Extracted records start
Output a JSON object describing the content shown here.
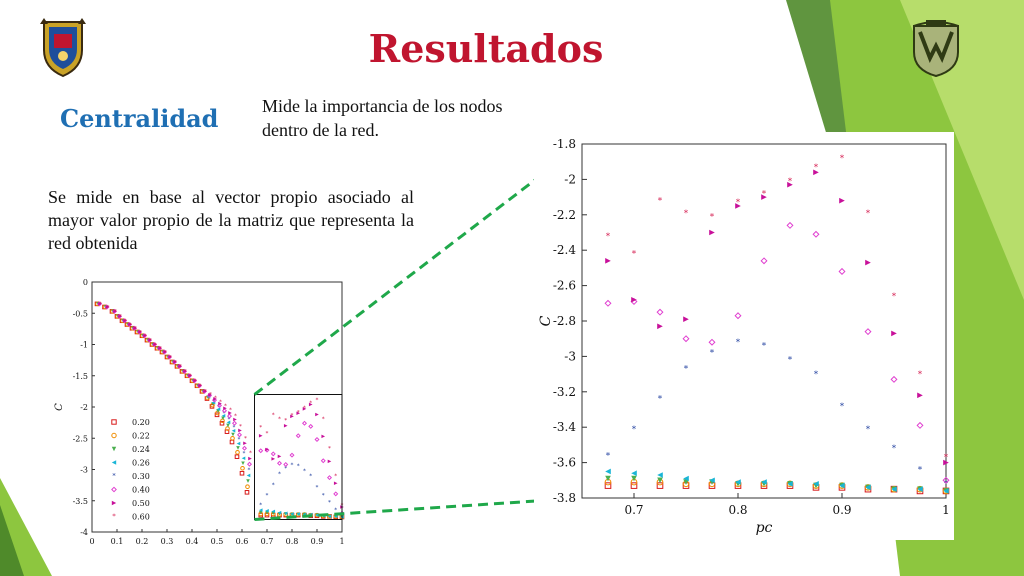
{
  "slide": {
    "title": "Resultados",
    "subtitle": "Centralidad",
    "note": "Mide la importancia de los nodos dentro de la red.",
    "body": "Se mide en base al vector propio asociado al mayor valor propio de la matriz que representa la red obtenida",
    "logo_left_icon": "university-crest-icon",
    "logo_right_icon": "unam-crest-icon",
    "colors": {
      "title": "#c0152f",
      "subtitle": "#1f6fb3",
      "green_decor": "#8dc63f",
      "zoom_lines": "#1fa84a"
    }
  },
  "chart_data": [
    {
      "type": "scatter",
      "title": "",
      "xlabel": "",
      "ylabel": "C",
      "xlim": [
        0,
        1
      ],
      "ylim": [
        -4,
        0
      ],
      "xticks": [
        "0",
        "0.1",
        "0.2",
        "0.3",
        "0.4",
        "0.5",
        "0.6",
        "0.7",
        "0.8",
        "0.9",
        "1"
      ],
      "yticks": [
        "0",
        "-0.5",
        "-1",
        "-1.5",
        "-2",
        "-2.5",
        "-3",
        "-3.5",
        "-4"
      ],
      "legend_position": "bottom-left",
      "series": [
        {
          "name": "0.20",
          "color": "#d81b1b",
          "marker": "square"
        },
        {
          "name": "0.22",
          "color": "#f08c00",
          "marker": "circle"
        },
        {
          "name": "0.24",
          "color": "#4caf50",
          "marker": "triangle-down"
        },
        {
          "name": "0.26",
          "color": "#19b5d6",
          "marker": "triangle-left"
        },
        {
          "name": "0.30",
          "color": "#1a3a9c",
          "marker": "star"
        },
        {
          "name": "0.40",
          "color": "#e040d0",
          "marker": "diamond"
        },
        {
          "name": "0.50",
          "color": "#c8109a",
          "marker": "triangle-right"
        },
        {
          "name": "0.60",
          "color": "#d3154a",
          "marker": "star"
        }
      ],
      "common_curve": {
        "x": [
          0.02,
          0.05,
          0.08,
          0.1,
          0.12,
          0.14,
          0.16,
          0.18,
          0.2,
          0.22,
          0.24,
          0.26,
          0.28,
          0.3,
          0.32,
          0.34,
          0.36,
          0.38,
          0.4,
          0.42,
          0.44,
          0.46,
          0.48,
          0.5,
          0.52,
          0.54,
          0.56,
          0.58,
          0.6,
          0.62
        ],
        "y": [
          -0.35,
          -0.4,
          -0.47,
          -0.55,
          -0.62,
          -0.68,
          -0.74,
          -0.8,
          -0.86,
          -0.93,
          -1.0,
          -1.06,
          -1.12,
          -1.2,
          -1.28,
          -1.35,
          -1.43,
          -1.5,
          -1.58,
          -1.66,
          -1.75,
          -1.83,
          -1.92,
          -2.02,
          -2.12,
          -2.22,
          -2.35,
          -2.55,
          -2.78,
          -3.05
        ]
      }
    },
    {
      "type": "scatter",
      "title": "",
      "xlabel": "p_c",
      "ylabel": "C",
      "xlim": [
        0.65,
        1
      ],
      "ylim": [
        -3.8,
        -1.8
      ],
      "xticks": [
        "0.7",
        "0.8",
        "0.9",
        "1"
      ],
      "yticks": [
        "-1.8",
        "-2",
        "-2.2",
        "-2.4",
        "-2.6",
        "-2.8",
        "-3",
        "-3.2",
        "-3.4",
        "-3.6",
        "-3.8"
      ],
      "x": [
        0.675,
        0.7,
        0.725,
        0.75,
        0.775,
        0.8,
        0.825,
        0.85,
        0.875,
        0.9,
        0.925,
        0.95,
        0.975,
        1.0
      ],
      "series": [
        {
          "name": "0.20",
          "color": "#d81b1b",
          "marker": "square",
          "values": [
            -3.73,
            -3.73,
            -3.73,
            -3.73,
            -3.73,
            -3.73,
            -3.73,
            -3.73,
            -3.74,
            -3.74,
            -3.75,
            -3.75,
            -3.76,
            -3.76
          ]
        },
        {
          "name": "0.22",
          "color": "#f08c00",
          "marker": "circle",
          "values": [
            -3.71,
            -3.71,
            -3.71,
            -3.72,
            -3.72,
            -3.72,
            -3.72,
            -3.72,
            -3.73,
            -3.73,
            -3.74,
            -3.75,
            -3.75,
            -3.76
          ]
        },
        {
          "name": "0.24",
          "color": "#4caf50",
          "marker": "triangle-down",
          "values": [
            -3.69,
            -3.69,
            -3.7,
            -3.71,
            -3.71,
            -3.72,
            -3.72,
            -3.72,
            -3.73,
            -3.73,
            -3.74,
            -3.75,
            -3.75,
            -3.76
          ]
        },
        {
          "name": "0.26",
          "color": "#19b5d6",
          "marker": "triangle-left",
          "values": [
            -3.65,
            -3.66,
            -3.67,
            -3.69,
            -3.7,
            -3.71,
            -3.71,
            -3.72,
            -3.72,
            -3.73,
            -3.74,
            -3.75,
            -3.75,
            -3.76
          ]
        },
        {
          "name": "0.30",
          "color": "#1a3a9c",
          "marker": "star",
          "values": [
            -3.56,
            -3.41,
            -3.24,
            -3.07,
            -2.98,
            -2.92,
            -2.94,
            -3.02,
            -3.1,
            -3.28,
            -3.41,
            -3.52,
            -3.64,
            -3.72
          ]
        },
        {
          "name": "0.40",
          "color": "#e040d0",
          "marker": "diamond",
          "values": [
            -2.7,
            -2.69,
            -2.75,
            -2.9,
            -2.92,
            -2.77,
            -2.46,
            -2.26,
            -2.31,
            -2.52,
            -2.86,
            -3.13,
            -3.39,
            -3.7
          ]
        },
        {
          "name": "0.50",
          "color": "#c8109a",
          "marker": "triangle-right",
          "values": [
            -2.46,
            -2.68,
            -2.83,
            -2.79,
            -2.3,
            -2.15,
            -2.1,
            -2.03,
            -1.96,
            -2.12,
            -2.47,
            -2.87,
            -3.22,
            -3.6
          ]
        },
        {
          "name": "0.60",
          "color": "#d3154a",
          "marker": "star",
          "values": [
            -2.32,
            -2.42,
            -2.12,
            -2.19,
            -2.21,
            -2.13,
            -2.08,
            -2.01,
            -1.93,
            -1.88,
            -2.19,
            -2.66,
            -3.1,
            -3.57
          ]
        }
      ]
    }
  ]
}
Extracted records end
Extracted records start
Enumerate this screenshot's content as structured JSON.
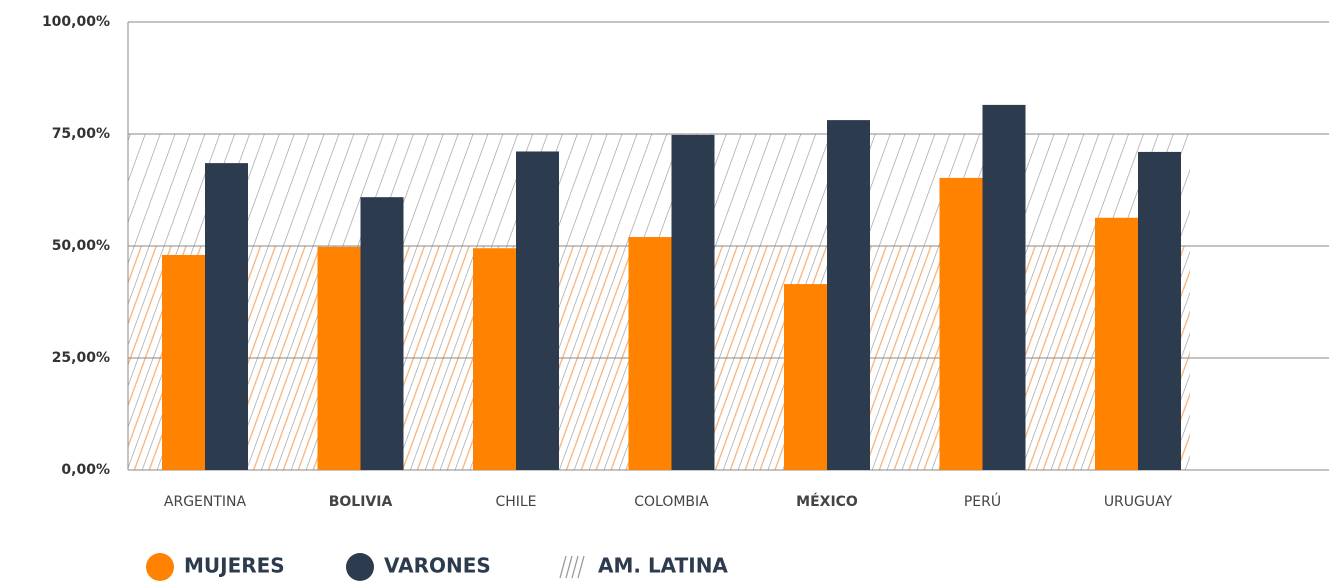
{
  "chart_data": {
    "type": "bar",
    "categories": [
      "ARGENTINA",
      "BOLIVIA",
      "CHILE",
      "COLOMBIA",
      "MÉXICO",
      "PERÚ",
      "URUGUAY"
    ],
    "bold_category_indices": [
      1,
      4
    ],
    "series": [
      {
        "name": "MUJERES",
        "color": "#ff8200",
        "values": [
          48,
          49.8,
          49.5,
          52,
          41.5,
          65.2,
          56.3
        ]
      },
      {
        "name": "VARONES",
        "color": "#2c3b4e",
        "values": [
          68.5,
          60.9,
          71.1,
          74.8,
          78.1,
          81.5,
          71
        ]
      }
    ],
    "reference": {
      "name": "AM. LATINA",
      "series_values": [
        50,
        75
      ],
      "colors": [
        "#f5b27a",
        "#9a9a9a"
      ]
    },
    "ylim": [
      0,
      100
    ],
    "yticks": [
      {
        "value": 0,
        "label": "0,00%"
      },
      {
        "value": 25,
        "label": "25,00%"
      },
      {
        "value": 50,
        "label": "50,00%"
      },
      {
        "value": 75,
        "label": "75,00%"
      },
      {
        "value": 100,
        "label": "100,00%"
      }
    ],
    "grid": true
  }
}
Extracted records end
**Requirement**: Copy out each line of the entries that holds "icon".

**Answer to the problem**:
    "logo_left_icon": "university-crest-icon",
    "logo_right_icon": "unam-crest-icon",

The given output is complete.